▶ What the task asks
Pull out every line of the listing below where "name" appears.

▶ Given data

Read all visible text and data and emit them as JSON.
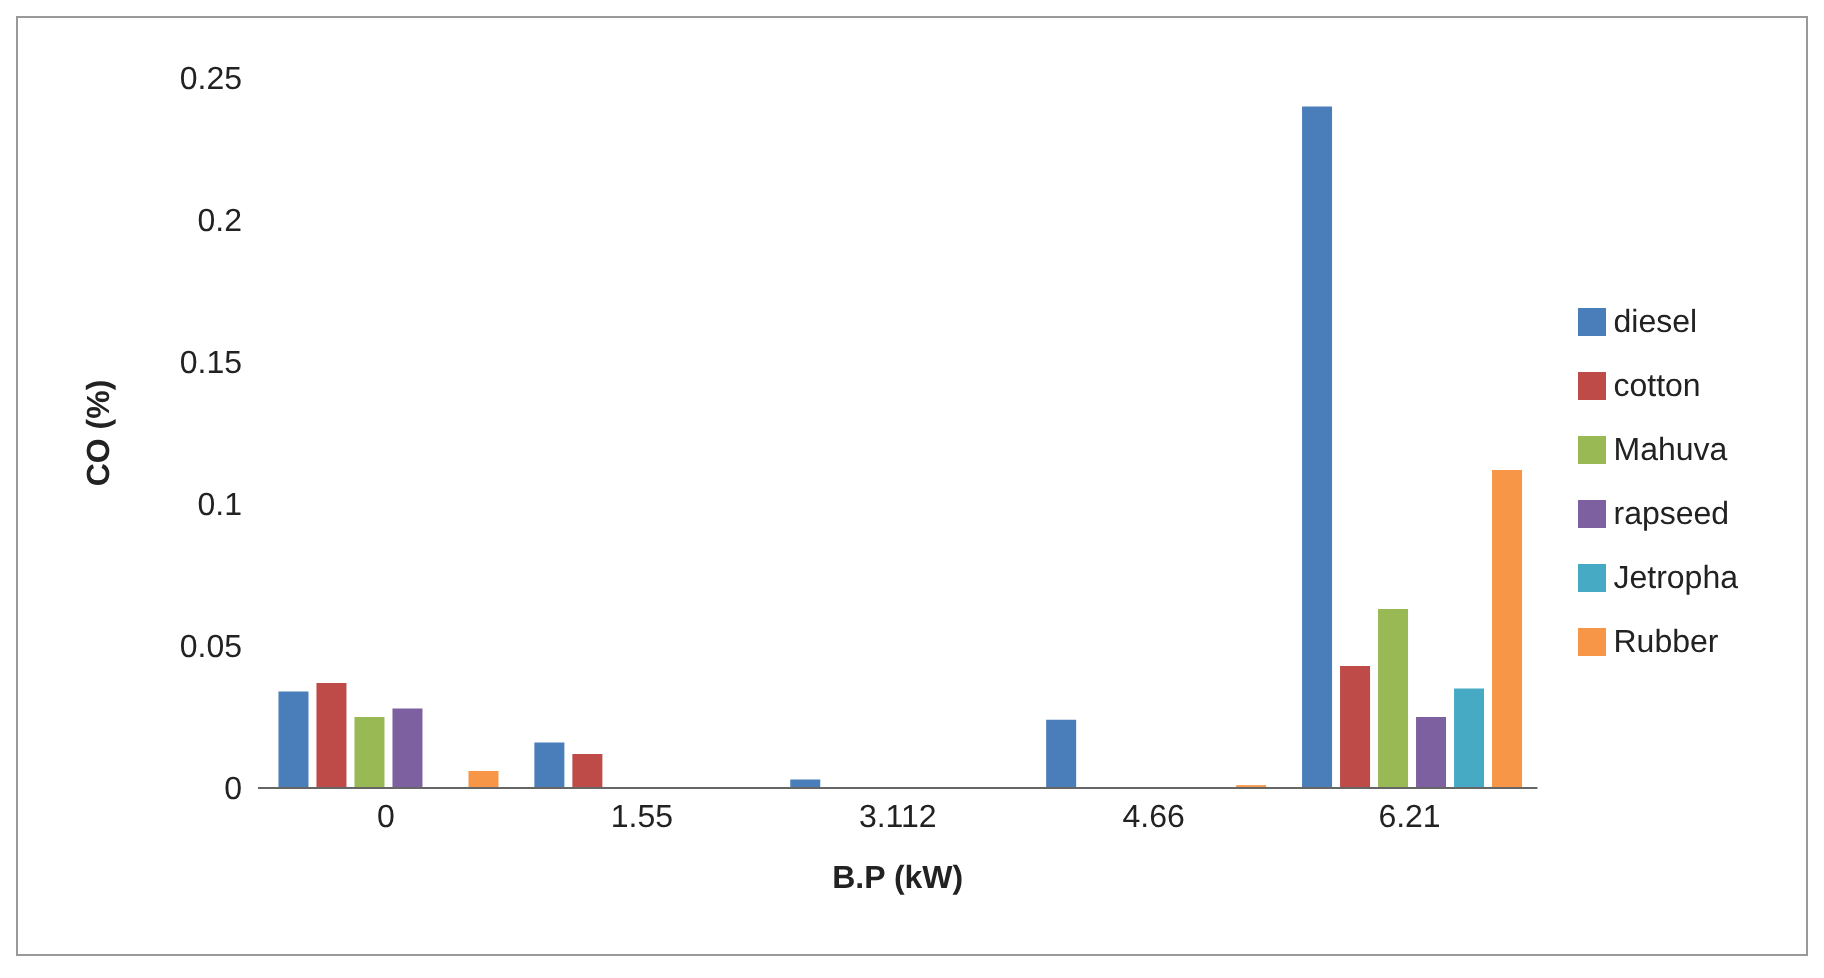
{
  "chart_data": {
    "type": "bar",
    "xlabel": "B.P (kW)",
    "ylabel": "CO (%)",
    "categories": [
      "0",
      "1.55",
      "3.112",
      "4.66",
      "6.21"
    ],
    "series": [
      {
        "name": "diesel",
        "color": "#4a7ebb",
        "values": [
          0.034,
          0.016,
          0.003,
          0.024,
          0.24
        ]
      },
      {
        "name": "cotton",
        "color": "#be4b48",
        "values": [
          0.037,
          0.012,
          0,
          0,
          0.043
        ]
      },
      {
        "name": "Mahuva",
        "color": "#98b954",
        "values": [
          0.025,
          0,
          0,
          0,
          0.063
        ]
      },
      {
        "name": "rapseed",
        "color": "#7d60a0",
        "values": [
          0.028,
          0,
          0,
          0,
          0.025
        ]
      },
      {
        "name": "Jetropha",
        "color": "#46aac5",
        "values": [
          0,
          0,
          0,
          0,
          0.035
        ]
      },
      {
        "name": "Rubber",
        "color": "#f79646",
        "values": [
          0.006,
          0,
          0,
          0.001,
          0.112
        ]
      }
    ],
    "ylim": [
      0,
      0.25
    ],
    "yticks": [
      0,
      0.05,
      0.1,
      0.15,
      0.2,
      0.25
    ],
    "grid": false,
    "legend": "right"
  }
}
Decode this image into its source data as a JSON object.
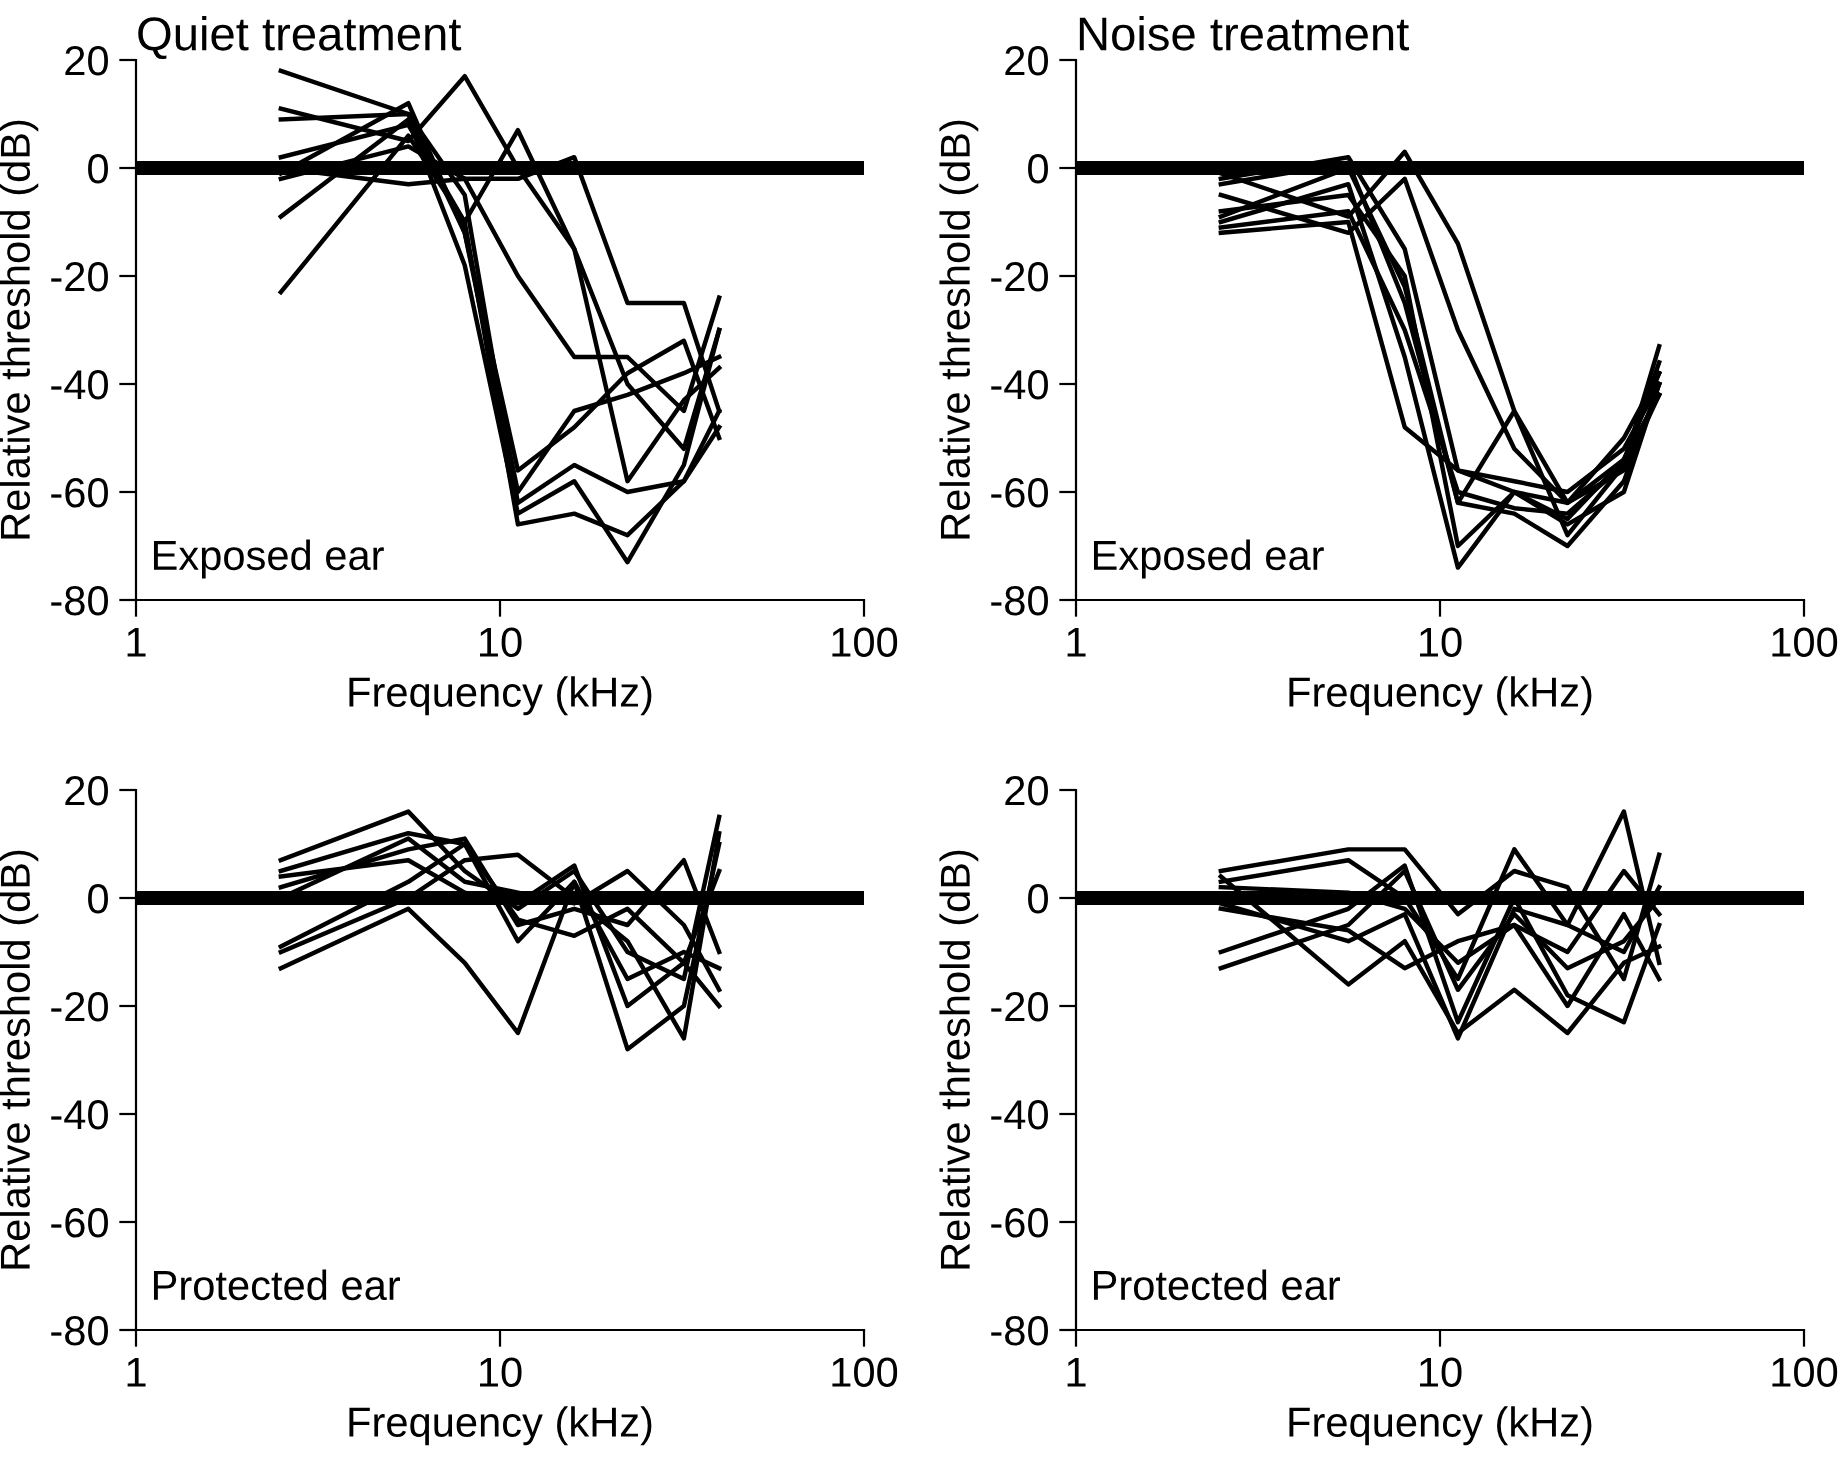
{
  "chart_data": [
    {
      "type": "line",
      "title": "Quiet treatment",
      "xlabel": "Frequency (kHz)",
      "ylabel": "Relative threshold (dB)",
      "annotations": [
        "Exposed ear"
      ],
      "log": "x",
      "xlim": [
        1,
        100
      ],
      "xticks": [
        1,
        10,
        100
      ],
      "ylim": [
        -80,
        20
      ],
      "yticks": [
        -80,
        -60,
        -40,
        -20,
        0,
        20
      ],
      "marker": "none",
      "line_style": "solid",
      "ref_lines": [
        {
          "axis": "y",
          "value": 0,
          "color": "#000000"
        }
      ],
      "x": [
        2.5,
        5.6,
        8,
        11.2,
        16,
        22.4,
        32,
        40
      ],
      "series": [
        {
          "color": "#000000",
          "values": [
            18,
            10,
            -12,
            -60,
            -45,
            -42,
            -38,
            -35
          ]
        },
        {
          "color": "#000000",
          "values": [
            11,
            5,
            17,
            0,
            -15,
            -40,
            -52,
            -30
          ]
        },
        {
          "color": "#000000",
          "values": [
            9,
            10,
            -5,
            -62,
            -55,
            -60,
            -58,
            -48
          ]
        },
        {
          "color": "#000000",
          "values": [
            2,
            8,
            -10,
            -66,
            -64,
            -68,
            -58,
            -45
          ]
        },
        {
          "color": "#000000",
          "values": [
            -2,
            4,
            -2,
            -2,
            2,
            -25,
            -25,
            -45
          ]
        },
        {
          "color": "#000000",
          "values": [
            -9,
            9,
            -18,
            -64,
            -58,
            -73,
            -55,
            -30
          ]
        },
        {
          "color": "#000000",
          "values": [
            -23,
            6,
            -10,
            7,
            -15,
            -58,
            -43,
            -37
          ]
        },
        {
          "color": "#000000",
          "values": [
            0,
            -3,
            -2,
            -20,
            -35,
            -35,
            -45,
            -24
          ]
        },
        {
          "color": "#000000",
          "values": [
            -1,
            12,
            -12,
            -56,
            -48,
            -38,
            -32,
            -50
          ]
        }
      ]
    },
    {
      "type": "line",
      "title": "Noise treatment",
      "xlabel": "Frequency (kHz)",
      "ylabel": "Relative threshold (dB)",
      "annotations": [
        "Exposed ear"
      ],
      "log": "x",
      "xlim": [
        1,
        100
      ],
      "xticks": [
        1,
        10,
        100
      ],
      "ylim": [
        -80,
        20
      ],
      "yticks": [
        -80,
        -60,
        -40,
        -20,
        0,
        20
      ],
      "marker": "none",
      "line_style": "solid",
      "ref_lines": [
        {
          "axis": "y",
          "value": 0,
          "color": "#000000"
        }
      ],
      "x": [
        2.5,
        5.6,
        8,
        11.2,
        16,
        22.4,
        32,
        40
      ],
      "series": [
        {
          "color": "#000000",
          "values": [
            -2,
            2,
            -15,
            -56,
            -58,
            -60,
            -52,
            -40
          ]
        },
        {
          "color": "#000000",
          "values": [
            -3,
            1,
            -25,
            -62,
            -45,
            -68,
            -55,
            -36
          ]
        },
        {
          "color": "#000000",
          "values": [
            -8,
            -5,
            -20,
            -70,
            -60,
            -65,
            -54,
            -42
          ]
        },
        {
          "color": "#000000",
          "values": [
            -10,
            -3,
            -35,
            -74,
            -60,
            -66,
            -60,
            -40
          ]
        },
        {
          "color": "#000000",
          "values": [
            -11,
            -8,
            -30,
            -60,
            -63,
            -64,
            -55,
            -33
          ]
        },
        {
          "color": "#000000",
          "values": [
            -12,
            -10,
            -48,
            -56,
            -60,
            -62,
            -50,
            -38
          ]
        },
        {
          "color": "#000000",
          "values": [
            -5,
            -12,
            -2,
            -30,
            -52,
            -62,
            -56,
            -42
          ]
        },
        {
          "color": "#000000",
          "values": [
            -1,
            -9,
            3,
            -14,
            -45,
            -62,
            -54,
            -38
          ]
        },
        {
          "color": "#000000",
          "values": [
            -9,
            0,
            -22,
            -62,
            -64,
            -70,
            -58,
            -40
          ]
        }
      ]
    },
    {
      "type": "line",
      "xlabel": "Frequency (kHz)",
      "ylabel": "Relative threshold (dB)",
      "annotations": [
        "Protected ear"
      ],
      "log": "x",
      "xlim": [
        1,
        100
      ],
      "xticks": [
        1,
        10,
        100
      ],
      "ylim": [
        -80,
        20
      ],
      "yticks": [
        -80,
        -60,
        -40,
        -20,
        0,
        20
      ],
      "marker": "none",
      "line_style": "solid",
      "ref_lines": [
        {
          "axis": "y",
          "value": 0,
          "color": "#000000"
        }
      ],
      "x": [
        2.5,
        5.6,
        8,
        11.2,
        16,
        22.4,
        32,
        40
      ],
      "series": [
        {
          "color": "#000000",
          "values": [
            7,
            16,
            5,
            -2,
            5,
            -10,
            -15,
            15
          ]
        },
        {
          "color": "#000000",
          "values": [
            5,
            12,
            10,
            -8,
            3,
            -28,
            -20,
            10
          ]
        },
        {
          "color": "#000000",
          "values": [
            2,
            9,
            11,
            -5,
            -2,
            -5,
            7,
            -10
          ]
        },
        {
          "color": "#000000",
          "values": [
            -10,
            0,
            7,
            8,
            0,
            -8,
            -26,
            12
          ]
        },
        {
          "color": "#000000",
          "values": [
            -13,
            -2,
            -12,
            -25,
            3,
            -15,
            -10,
            -13
          ]
        },
        {
          "color": "#000000",
          "values": [
            4,
            7,
            1,
            -1,
            6,
            -20,
            -12,
            -20
          ]
        },
        {
          "color": "#000000",
          "values": [
            -9,
            3,
            10,
            -4,
            -7,
            -2,
            -12,
            5
          ]
        },
        {
          "color": "#000000",
          "values": [
            0,
            11,
            3,
            1,
            -1,
            5,
            -5,
            -17
          ]
        }
      ]
    },
    {
      "type": "line",
      "xlabel": "Frequency (kHz)",
      "ylabel": "Relative threshold (dB)",
      "annotations": [
        "Protected ear"
      ],
      "log": "x",
      "xlim": [
        1,
        100
      ],
      "xticks": [
        1,
        10,
        100
      ],
      "ylim": [
        -80,
        20
      ],
      "yticks": [
        -80,
        -60,
        -40,
        -20,
        0,
        20
      ],
      "marker": "none",
      "line_style": "solid",
      "ref_lines": [
        {
          "axis": "y",
          "value": 0,
          "color": "#000000"
        }
      ],
      "x": [
        2.5,
        5.6,
        8,
        11.2,
        16,
        22.4,
        32,
        40
      ],
      "series": [
        {
          "color": "#000000",
          "values": [
            5,
            9,
            9,
            -3,
            5,
            2,
            -15,
            8
          ]
        },
        {
          "color": "#000000",
          "values": [
            3,
            7,
            0,
            -15,
            9,
            -5,
            16,
            -12
          ]
        },
        {
          "color": "#000000",
          "values": [
            -1,
            -8,
            -3,
            -26,
            -2,
            -5,
            -10,
            2
          ]
        },
        {
          "color": "#000000",
          "values": [
            -10,
            -2,
            6,
            -23,
            0,
            -18,
            -23,
            -5
          ]
        },
        {
          "color": "#000000",
          "values": [
            -13,
            -5,
            5,
            -17,
            -3,
            -13,
            -8,
            0
          ]
        },
        {
          "color": "#000000",
          "values": [
            4,
            -16,
            -8,
            -25,
            -17,
            -25,
            -12,
            -9
          ]
        },
        {
          "color": "#000000",
          "values": [
            2,
            1,
            -2,
            -12,
            -5,
            -10,
            5,
            -3
          ]
        },
        {
          "color": "#000000",
          "values": [
            -2,
            -6,
            -13,
            -8,
            -5,
            -20,
            -3,
            -15
          ]
        }
      ]
    }
  ]
}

▶ Result of the exercise
        "name": "diesel",
        "name": "cotton",
        "name": "Mahuva",
        "name": "rapseed",
        "name": "Jetropha",
        "name": "Rubber",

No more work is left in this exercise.